■ Task objective: Examine the entries and show every line in which the word "SECTION" is found.

■ Input rows:
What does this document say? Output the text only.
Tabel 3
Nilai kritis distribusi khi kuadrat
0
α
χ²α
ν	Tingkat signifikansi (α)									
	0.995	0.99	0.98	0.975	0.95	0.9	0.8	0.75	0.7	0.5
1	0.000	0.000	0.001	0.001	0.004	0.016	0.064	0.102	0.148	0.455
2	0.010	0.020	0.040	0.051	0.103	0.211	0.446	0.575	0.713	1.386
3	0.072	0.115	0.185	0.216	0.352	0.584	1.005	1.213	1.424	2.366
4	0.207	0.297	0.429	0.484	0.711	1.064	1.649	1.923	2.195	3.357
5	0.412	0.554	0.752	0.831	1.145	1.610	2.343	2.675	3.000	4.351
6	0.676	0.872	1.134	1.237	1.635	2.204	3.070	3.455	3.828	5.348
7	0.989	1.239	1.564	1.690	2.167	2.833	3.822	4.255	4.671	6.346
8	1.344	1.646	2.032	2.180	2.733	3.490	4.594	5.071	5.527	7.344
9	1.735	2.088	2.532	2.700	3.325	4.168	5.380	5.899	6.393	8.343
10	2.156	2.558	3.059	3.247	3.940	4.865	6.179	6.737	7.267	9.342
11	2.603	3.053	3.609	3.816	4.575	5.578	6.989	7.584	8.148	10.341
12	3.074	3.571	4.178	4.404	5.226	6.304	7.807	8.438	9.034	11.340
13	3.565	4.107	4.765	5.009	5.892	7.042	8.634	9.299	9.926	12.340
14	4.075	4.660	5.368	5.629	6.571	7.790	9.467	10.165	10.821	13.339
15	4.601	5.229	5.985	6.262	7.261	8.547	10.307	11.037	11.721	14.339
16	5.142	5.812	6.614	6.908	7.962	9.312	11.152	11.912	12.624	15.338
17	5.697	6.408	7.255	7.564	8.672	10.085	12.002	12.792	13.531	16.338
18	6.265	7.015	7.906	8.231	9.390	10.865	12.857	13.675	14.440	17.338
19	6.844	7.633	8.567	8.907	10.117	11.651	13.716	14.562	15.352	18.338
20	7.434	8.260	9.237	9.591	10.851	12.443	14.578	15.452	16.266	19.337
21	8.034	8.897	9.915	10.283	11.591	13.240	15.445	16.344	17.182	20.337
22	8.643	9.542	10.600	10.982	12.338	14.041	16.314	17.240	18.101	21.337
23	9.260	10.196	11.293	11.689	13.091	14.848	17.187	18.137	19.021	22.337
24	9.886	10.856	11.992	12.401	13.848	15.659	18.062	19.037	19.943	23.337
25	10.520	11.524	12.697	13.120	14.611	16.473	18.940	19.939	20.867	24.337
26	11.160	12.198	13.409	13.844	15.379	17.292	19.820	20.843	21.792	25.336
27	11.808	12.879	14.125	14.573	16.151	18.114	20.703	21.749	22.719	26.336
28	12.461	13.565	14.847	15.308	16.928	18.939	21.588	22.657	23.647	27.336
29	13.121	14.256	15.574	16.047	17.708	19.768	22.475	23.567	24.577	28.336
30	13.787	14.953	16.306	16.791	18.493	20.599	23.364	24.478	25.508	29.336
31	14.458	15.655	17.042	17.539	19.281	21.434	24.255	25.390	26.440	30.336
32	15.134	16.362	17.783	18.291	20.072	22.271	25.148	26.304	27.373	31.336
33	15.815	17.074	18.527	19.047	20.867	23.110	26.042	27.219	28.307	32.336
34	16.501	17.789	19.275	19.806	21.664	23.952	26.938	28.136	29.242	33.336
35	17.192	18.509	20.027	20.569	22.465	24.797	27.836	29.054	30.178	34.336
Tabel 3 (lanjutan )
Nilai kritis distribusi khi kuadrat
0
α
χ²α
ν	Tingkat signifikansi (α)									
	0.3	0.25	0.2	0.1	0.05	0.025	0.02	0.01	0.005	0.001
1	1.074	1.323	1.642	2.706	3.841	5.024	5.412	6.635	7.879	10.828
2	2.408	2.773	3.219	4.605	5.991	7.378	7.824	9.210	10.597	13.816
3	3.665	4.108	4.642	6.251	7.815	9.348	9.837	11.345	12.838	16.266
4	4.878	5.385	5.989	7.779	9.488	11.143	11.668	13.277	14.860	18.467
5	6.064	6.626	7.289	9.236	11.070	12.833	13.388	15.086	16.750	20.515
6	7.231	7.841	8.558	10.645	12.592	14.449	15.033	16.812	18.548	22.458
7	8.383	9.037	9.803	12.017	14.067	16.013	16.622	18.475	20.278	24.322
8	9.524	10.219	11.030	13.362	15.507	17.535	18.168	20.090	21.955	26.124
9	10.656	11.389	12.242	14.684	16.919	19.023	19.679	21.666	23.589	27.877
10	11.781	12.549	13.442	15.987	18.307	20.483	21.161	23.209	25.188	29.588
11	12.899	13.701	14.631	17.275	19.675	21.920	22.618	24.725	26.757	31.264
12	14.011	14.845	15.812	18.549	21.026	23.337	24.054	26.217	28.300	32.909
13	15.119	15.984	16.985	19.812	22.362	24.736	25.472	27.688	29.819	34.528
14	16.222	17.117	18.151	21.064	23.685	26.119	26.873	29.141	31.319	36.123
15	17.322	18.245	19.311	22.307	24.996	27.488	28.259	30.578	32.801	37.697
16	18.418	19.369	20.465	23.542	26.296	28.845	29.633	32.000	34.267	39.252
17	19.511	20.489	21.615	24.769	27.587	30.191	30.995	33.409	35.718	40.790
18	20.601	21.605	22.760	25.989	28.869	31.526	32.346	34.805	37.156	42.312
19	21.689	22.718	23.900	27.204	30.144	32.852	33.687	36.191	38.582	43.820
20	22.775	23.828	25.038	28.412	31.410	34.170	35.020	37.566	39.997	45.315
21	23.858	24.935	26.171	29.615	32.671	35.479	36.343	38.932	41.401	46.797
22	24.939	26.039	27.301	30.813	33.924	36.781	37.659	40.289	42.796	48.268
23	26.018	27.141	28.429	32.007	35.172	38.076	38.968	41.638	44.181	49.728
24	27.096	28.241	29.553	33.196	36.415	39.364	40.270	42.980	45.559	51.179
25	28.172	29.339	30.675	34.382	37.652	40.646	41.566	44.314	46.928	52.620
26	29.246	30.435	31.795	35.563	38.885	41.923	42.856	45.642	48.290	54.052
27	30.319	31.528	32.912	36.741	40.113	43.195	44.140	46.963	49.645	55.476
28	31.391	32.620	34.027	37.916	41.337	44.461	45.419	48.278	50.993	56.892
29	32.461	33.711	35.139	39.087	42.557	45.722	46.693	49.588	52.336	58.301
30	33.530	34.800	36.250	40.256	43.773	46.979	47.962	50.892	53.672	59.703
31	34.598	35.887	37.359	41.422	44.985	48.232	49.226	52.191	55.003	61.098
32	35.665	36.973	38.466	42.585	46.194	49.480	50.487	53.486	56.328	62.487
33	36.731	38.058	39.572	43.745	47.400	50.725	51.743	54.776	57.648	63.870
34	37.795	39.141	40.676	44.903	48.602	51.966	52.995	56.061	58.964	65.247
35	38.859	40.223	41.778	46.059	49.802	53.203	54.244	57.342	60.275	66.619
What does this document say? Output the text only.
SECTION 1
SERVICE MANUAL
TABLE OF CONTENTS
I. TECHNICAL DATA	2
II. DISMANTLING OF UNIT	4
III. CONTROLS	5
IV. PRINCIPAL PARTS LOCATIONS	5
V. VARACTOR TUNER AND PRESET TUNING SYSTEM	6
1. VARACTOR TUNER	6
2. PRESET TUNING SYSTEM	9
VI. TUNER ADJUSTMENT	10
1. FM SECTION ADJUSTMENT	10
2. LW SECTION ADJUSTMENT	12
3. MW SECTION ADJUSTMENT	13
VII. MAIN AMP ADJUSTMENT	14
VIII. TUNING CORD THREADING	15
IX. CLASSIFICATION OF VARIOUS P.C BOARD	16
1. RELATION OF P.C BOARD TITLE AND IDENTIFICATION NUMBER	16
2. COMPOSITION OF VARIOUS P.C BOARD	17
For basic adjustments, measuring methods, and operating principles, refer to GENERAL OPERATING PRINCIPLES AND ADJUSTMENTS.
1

■ Final answer:
SECTION 1
1. FM SECTION ADJUSTMENT	10
2. LW SECTION ADJUSTMENT	12
3. MW SECTION ADJUSTMENT	13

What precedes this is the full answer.